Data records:

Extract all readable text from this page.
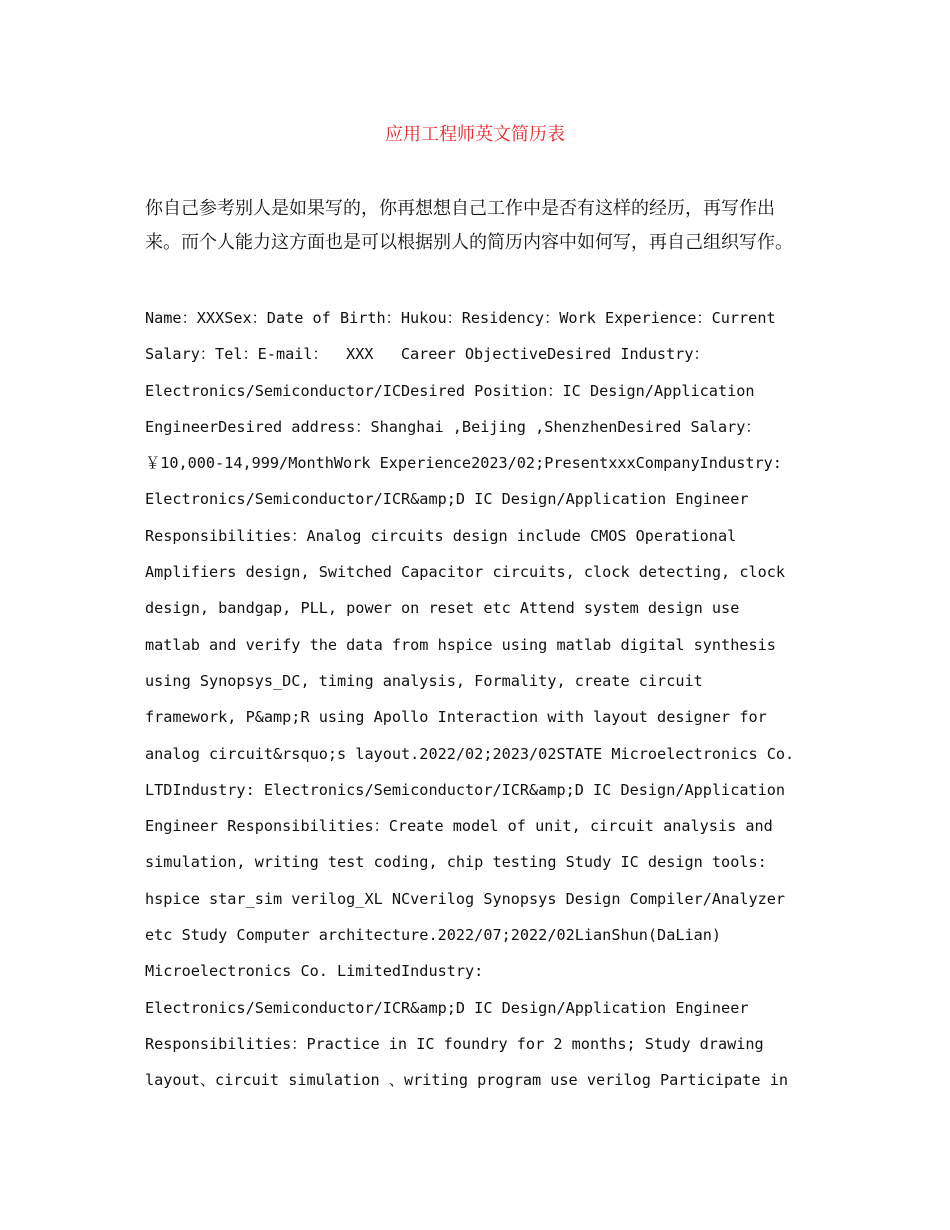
应用工程师英文简历表

你自己参考别人是如果写的，你再想想自己工作中是否有这样的经历，再写作出来。而个人能力这方面也是可以根据别人的简历内容中如何写，再自己组织写作。

Name：XXXSex：Date of Birth：Hukou：Residency：Work Experience：Current
Salary：Tel：E-mail：  XXX   Career ObjectiveDesired Industry：
Electronics/Semiconductor/ICDesired Position：IC Design/Application
EngineerDesired address：Shanghai ,Beijing ,ShenzhenDesired Salary：
￥10,000-14,999/MonthWork Experience2023/02;PresentxxxCompanyIndustry:
Electronics/Semiconductor/ICR&amp;D IC Design/Application Engineer
Responsibilities：Analog circuits design include CMOS Operational
Amplifiers design, Switched Capacitor circuits, clock detecting, clock
design, bandgap, PLL, power on reset etc Attend system design use
matlab and verify the data from hspice using matlab digital synthesis
using Synopsys_DC, timing analysis, Formality, create circuit
framework, P&amp;R using Apollo Interaction with layout designer for
analog circuit&rsquo;s layout.2022/02;2023/02STATE Microelectronics Co.
LTDIndustry: Electronics/Semiconductor/ICR&amp;D IC Design/Application
Engineer Responsibilities：Create model of unit, circuit analysis and
simulation, writing test coding, chip testing Study IC design tools:
hspice star_sim verilog_XL NCverilog Synopsys Design Compiler/Analyzer
etc Study Computer architecture.2022/07;2022/02LianShun(DaLian)
Microelectronics Co. LimitedIndustry:
Electronics/Semiconductor/ICR&amp;D IC Design/Application Engineer
Responsibilities：Practice in IC foundry for 2 months; Study drawing
layout、circuit simulation 、writing program use verilog Participate in
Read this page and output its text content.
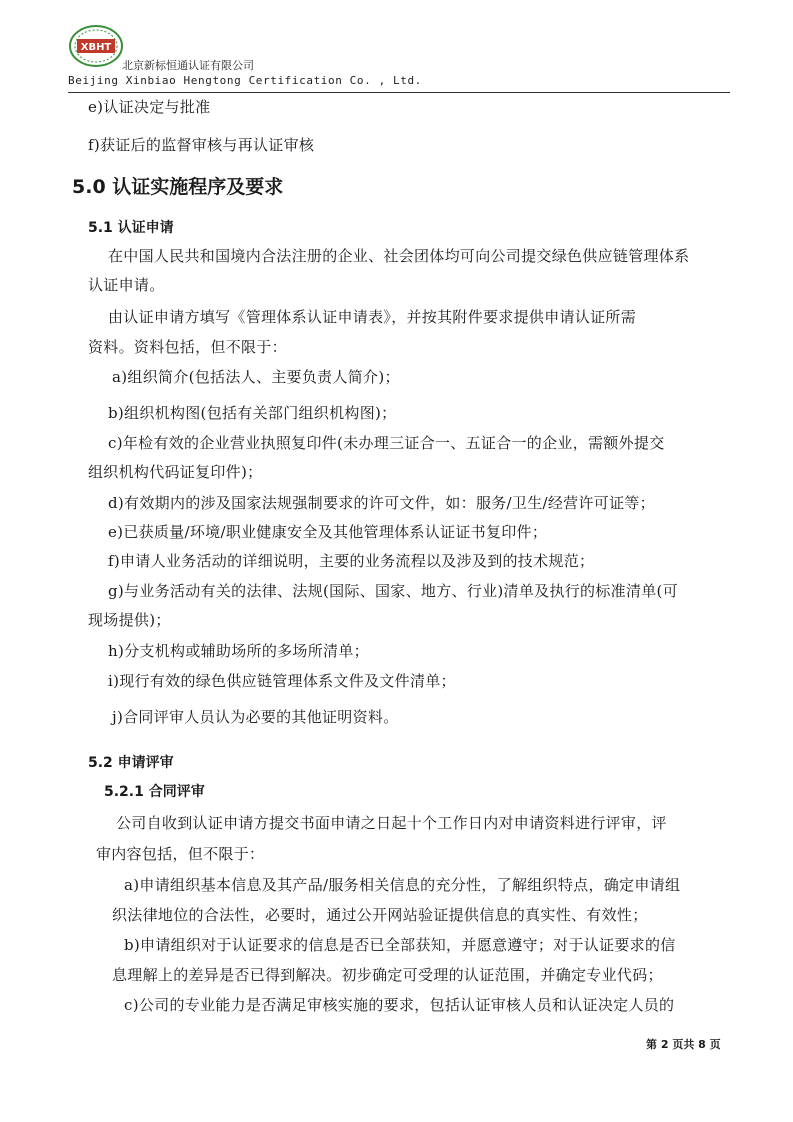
XBHT
北京新标恒通认证有限公司
Beijing Xinbiao Hengtong Certification Co. , Ltd.
e)认证决定与批准
f)获证后的监督审核与再认证审核
5.0 认证实施程序及要求
5.1 认证申请
在中国人民共和国境内合法注册的企业、社会团体均可向公司提交绿色供应链管理体系
认证申请。
由认证申请方填写《管理体系认证申请表》，并按其附件要求提供申请认证所需
资料。资料包括，但不限于：
a)组织简介(包括法人、主要负责人简介)；
b)组织机构图(包括有关部门组织机构图)；
c)年检有效的企业营业执照复印件(未办理三证合一、五证合一的企业，需额外提交
组织机构代码证复印件)；
d)有效期内的涉及国家法规强制要求的许可文件，如：服务/卫生/经营许可证等；
e)已获质量/环境/职业健康安全及其他管理体系认证证书复印件；
f)申请人业务活动的详细说明，主要的业务流程以及涉及到的技术规范；
g)与业务活动有关的法律、法规(国际、国家、地方、行业)清单及执行的标准清单(可
现场提供)；
h)分支机构或辅助场所的多场所清单；
i)现行有效的绿色供应链管理体系文件及文件清单；
j)合同评审人员认为必要的其他证明资料。
5.2 申请评审
5.2.1 合同评审
公司自收到认证申请方提交书面申请之日起十个工作日内对申请资料进行评审，评
审内容包括，但不限于：
a)申请组织基本信息及其产品/服务相关信息的充分性，了解组织特点，确定申请组
织法律地位的合法性，必要时，通过公开网站验证提供信息的真实性、有效性；
b)申请组织对于认证要求的信息是否已全部获知，并愿意遵守；对于认证要求的信
息理解上的差异是否已得到解决。初步确定可受理的认证范围，并确定专业代码；
c)公司的专业能力是否满足审核实施的要求，包括认证审核人员和认证决定人员的
第 2 页共 8 页
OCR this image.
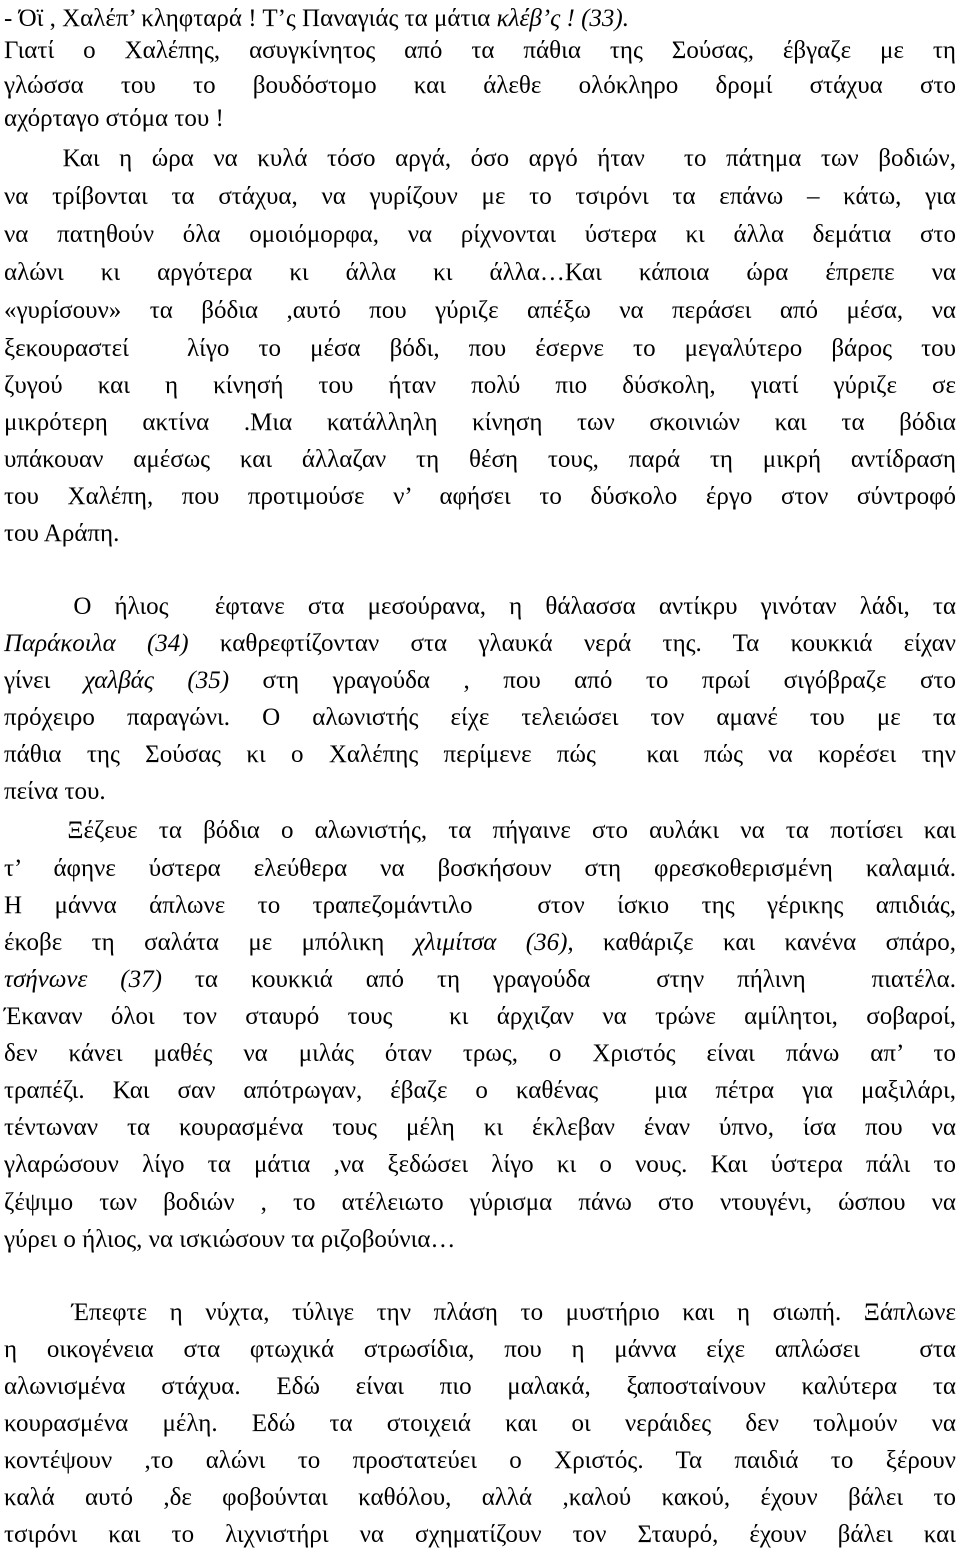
- Όϊ , Χαλέπ’ κληφταρά ! Τ’ς Παναγιάς τα μάτια κλέβ’ς ! (33).
Γιατί ο Χαλέπης, ασυγκίνητος από τα πάθια της Σούσας, έβγαζε με τη
γλώσσα του το βουδόστομο και άλεθε ολόκληρο δρομί στάχυα στο
αχόρταγο στόμα του !
Και η ώρα να κυλά τόσο αργά, όσο αργό ήταν  το πάτημα των βοδιών,
να τρίβονται τα στάχυα, να γυρίζουν με το τσιρόνι τα επάνω – κάτω, για
να πατηθούν όλα ομοιόμορφα, να ρίχνονται ύστερα κι άλλα δεμάτια στο
αλώνι κι αργότερα κι άλλα κι άλλα…Και κάποια ώρα έπρεπε να
«γυρίσουν» τα βόδια ,αυτό που γύριζε απέξω να περάσει από μέσα, να
ξεκουραστεί  λίγο το μέσα βόδι, που έσερνε το μεγαλύτερο βάρος του
ζυγού και η κίνησή του ήταν πολύ πιο δύσκολη, γιατί γύριζε σε
μικρότερη ακτίνα .Μια κατάλληλη κίνηση των σκοινιών και τα βόδια
υπάκουαν αμέσως και άλλαζαν τη θέση τους, παρά τη μικρή αντίδραση
του Χαλέπη, που προτιμούσε ν’ αφήσει το δύσκολο έργο στον σύντροφό
του Αράπη.
Ο ήλιος  έφτανε στα μεσούρανα, η θάλασσα αντίκρυ γινόταν λάδι, τα
Παράκοιλα (34) καθρεφτίζονταν στα γλαυκά νερά της. Τα κουκκιά είχαν
γίνει χαλβάς (35) στη γραγούδα , που από το πρωί σιγόβραζε στο
πρόχειρο παραγώνι. Ο αλωνιστής είχε τελειώσει τον αμανέ του με τα
πάθια της Σούσας κι ο Χαλέπης περίμενε πώς  και πώς να κορέσει την
πείνα του.
Ξέζευε τα βόδια ο αλωνιστής, τα πήγαινε στο αυλάκι να τα ποτίσει και
τ’ άφηνε ύστερα ελεύθερα να βοσκήσουν στη φρεσκοθερισμένη καλαμιά.
Η μάννα άπλωνε το τραπεζομάντιλο  στον ίσκιο της γέρικης απιδιάς,
έκοβε τη σαλάτα με μπόλικη χλιμίτσα (36), καθάριζε και κανένα σπάρο,
τσήνωνε (37) τα κουκκιά από τη γραγούδα  στην πήλινη  πιατέλα.
Έκαναν όλοι τον σταυρό τους  κι άρχιζαν να τρώνε αμίλητοι, σοβαροί,
δεν κάνει μαθές να μιλάς όταν τρως, ο Χριστός είναι πάνω απ’ το
τραπέζι. Και σαν απότρωγαν, έβαζε ο καθένας  μια πέτρα για μαξιλάρι,
τέντωναν τα κουρασμένα τους μέλη κι έκλεβαν έναν ύπνο, ίσα που να
γλαρώσουν λίγο τα μάτια ,να ξεδώσει λίγο κι ο νους. Και ύστερα πάλι το
ζέψιμο των βοδιών , το ατέλειωτο γύρισμα πάνω στο ντουγένι, ώσπου να
γύρει ο ήλιος, να ισκιώσουν τα ριζοβούνια…
Έπεφτε η νύχτα, τύλιγε την πλάση το μυστήριο και η σιωπή. Ξάπλωνε
η οικογένεια στα φτωχικά στρωσίδια, που η μάννα είχε απλώσει  στα
αλωνισμένα στάχυα. Εδώ είναι πιο μαλακά, ξαποσταίνουν καλύτερα τα
κουρασμένα μέλη. Εδώ τα στοιχειά και οι νεράιδες δεν τολμούν να
κοντέψουν ,το αλώνι το προστατεύει ο Χριστός. Τα παιδιά το ξέρουν
καλά αυτό ,δε φοβούνται καθόλου, αλλά ,καλού κακού, έχουν βάλει το
τσιρόνι και το λιχνιστήρι να σχηματίζουν τον Σταυρό, έχουν βάλει και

*The request*: Please write out all the data again word for word, but not the pictures.

*Full response*:
Extract all readable text from this page.
应用工程师英文简历表

你自己参考别人是如果写的，你再想想自己工作中是否有这样的经历，再写作出来。而个人能力这方面也是可以根据别人的简历内容中如何写，再自己组织写作。

Name：XXXSex：Date of Birth：Hukou：Residency：Work Experience：Current
Salary：Tel：E-mail：  XXX   Career ObjectiveDesired Industry：
Electronics/Semiconductor/ICDesired Position：IC Design/Application
EngineerDesired address：Shanghai ,Beijing ,ShenzhenDesired Salary：
￥10,000-14,999/MonthWork Experience2023/02;PresentxxxCompanyIndustry:
Electronics/Semiconductor/ICR&amp;D IC Design/Application Engineer
Responsibilities：Analog circuits design include CMOS Operational
Amplifiers design, Switched Capacitor circuits, clock detecting, clock
design, bandgap, PLL, power on reset etc Attend system design use
matlab and verify the data from hspice using matlab digital synthesis
using Synopsys_DC, timing analysis, Formality, create circuit
framework, P&amp;R using Apollo Interaction with layout designer for
analog circuit&rsquo;s layout.2022/02;2023/02STATE Microelectronics Co.
LTDIndustry: Electronics/Semiconductor/ICR&amp;D IC Design/Application
Engineer Responsibilities：Create model of unit, circuit analysis and
simulation, writing test coding, chip testing Study IC design tools:
hspice star_sim verilog_XL NCverilog Synopsys Design Compiler/Analyzer
etc Study Computer architecture.2022/07;2022/02LianShun(DaLian)
Microelectronics Co. LimitedIndustry:
Electronics/Semiconductor/ICR&amp;D IC Design/Application Engineer
Responsibilities：Practice in IC foundry for 2 months; Study drawing
layout、circuit simulation 、writing program use verilog Participate in
Read this page and output its text content.
XBHT
北京新标恒通认证有限公司
Beijing Xinbiao Hengtong Certification Co. , Ltd.
e)认证决定与批准
f)获证后的监督审核与再认证审核
5.0 认证实施程序及要求
5.1 认证申请
在中国人民共和国境内合法注册的企业、社会团体均可向公司提交绿色供应链管理体系
认证申请。
由认证申请方填写《管理体系认证申请表》，并按其附件要求提供申请认证所需
资料。资料包括，但不限于：
a)组织简介(包括法人、主要负责人简介)；
b)组织机构图(包括有关部门组织机构图)；
c)年检有效的企业营业执照复印件(未办理三证合一、五证合一的企业，需额外提交
组织机构代码证复印件)；
d)有效期内的涉及国家法规强制要求的许可文件，如：服务/卫生/经营许可证等；
e)已获质量/环境/职业健康安全及其他管理体系认证证书复印件；
f)申请人业务活动的详细说明，主要的业务流程以及涉及到的技术规范；
g)与业务活动有关的法律、法规(国际、国家、地方、行业)清单及执行的标准清单(可
现场提供)；
h)分支机构或辅助场所的多场所清单；
i)现行有效的绿色供应链管理体系文件及文件清单；
j)合同评审人员认为必要的其他证明资料。
5.2 申请评审
5.2.1 合同评审
公司自收到认证申请方提交书面申请之日起十个工作日内对申请资料进行评审，评
审内容包括，但不限于：
a)申请组织基本信息及其产品/服务相关信息的充分性，了解组织特点，确定申请组
织法律地位的合法性，必要时，通过公开网站验证提供信息的真实性、有效性；
b)申请组织对于认证要求的信息是否已全部获知，并愿意遵守；对于认证要求的信
息理解上的差异是否已得到解决。初步确定可受理的认证范围，并确定专业代码；
c)公司的专业能力是否满足审核实施的要求，包括认证审核人员和认证决定人员的
第 2 页共 8 页
OCR this image.
- Όϊ , Χαλέπ’ κληφταρά ! Τ’ς Παναγιάς τα μάτια κλέβ’ς ! (33).
Γιατί ο Χαλέπης, ασυγκίνητος από τα πάθια της Σούσας, έβγαζε με τη
γλώσσα του το βουδόστομο και άλεθε ολόκληρο δρομί στάχυα στο
αχόρταγο στόμα του !
Και η ώρα να κυλά τόσο αργά, όσο αργό ήταν  το πάτημα των βοδιών,
να τρίβονται τα στάχυα, να γυρίζουν με το τσιρόνι τα επάνω – κάτω, για
να πατηθούν όλα ομοιόμορφα, να ρίχνονται ύστερα κι άλλα δεμάτια στο
αλώνι κι αργότερα κι άλλα κι άλλα…Και κάποια ώρα έπρεπε να
«γυρίσουν» τα βόδια ,αυτό που γύριζε απέξω να περάσει από μέσα, να
ξεκουραστεί  λίγο το μέσα βόδι, που έσερνε το μεγαλύτερο βάρος του
ζυγού και η κίνησή του ήταν πολύ πιο δύσκολη, γιατί γύριζε σε
μικρότερη ακτίνα .Μια κατάλληλη κίνηση των σκοινιών και τα βόδια
υπάκουαν αμέσως και άλλαζαν τη θέση τους, παρά τη μικρή αντίδραση
του Χαλέπη, που προτιμούσε ν’ αφήσει το δύσκολο έργο στον σύντροφό
του Αράπη.
Ο ήλιος  έφτανε στα μεσούρανα, η θάλασσα αντίκρυ γινόταν λάδι, τα
Παράκοιλα (34) καθρεφτίζονταν στα γλαυκά νερά της. Τα κουκκιά είχαν
γίνει χαλβάς (35) στη γραγούδα , που από το πρωί σιγόβραζε στο
πρόχειρο παραγώνι. Ο αλωνιστής είχε τελειώσει τον αμανέ του με τα
πάθια της Σούσας κι ο Χαλέπης περίμενε πώς  και πώς να κορέσει την
πείνα του.
Ξέζευε τα βόδια ο αλωνιστής, τα πήγαινε στο αυλάκι να τα ποτίσει και
τ’ άφηνε ύστερα ελεύθερα να βοσκήσουν στη φρεσκοθερισμένη καλαμιά.
Η μάννα άπλωνε το τραπεζομάντιλο  στον ίσκιο της γέρικης απιδιάς,
έκοβε τη σαλάτα με μπόλικη χλιμίτσα (36), καθάριζε και κανένα σπάρο,
τσήνωνε (37) τα κουκκιά από τη γραγούδα  στην πήλινη  πιατέλα.
Έκαναν όλοι τον σταυρό τους  κι άρχιζαν να τρώνε αμίλητοι, σοβαροί,
δεν κάνει μαθές να μιλάς όταν τρως, ο Χριστός είναι πάνω απ’ το
τραπέζι. Και σαν απότρωγαν, έβαζε ο καθένας  μια πέτρα για μαξιλάρι,
τέντωναν τα κουρασμένα τους μέλη κι έκλεβαν έναν ύπνο, ίσα που να
γλαρώσουν λίγο τα μάτια ,να ξεδώσει λίγο κι ο νους. Και ύστερα πάλι το
ζέψιμο των βοδιών , το ατέλειωτο γύρισμα πάνω στο ντουγένι, ώσπου να
γύρει ο ήλιος, να ισκιώσουν τα ριζοβούνια…
Έπεφτε η νύχτα, τύλιγε την πλάση το μυστήριο και η σιωπή. Ξάπλωνε
η οικογένεια στα φτωχικά στρωσίδια, που η μάννα είχε απλώσει  στα
αλωνισμένα στάχυα. Εδώ είναι πιο μαλακά, ξαποσταίνουν καλύτερα τα
κουρασμένα μέλη. Εδώ τα στοιχειά και οι νεράιδες δεν τολμούν να
κοντέψουν ,το αλώνι το προστατεύει ο Χριστός. Τα παιδιά το ξέρουν
καλά αυτό ,δε φοβούνται καθόλου, αλλά ,καλού κακού, έχουν βάλει το
τσιρόνι και το λιχνιστήρι να σχηματίζουν τον Σταυρό, έχουν βάλει και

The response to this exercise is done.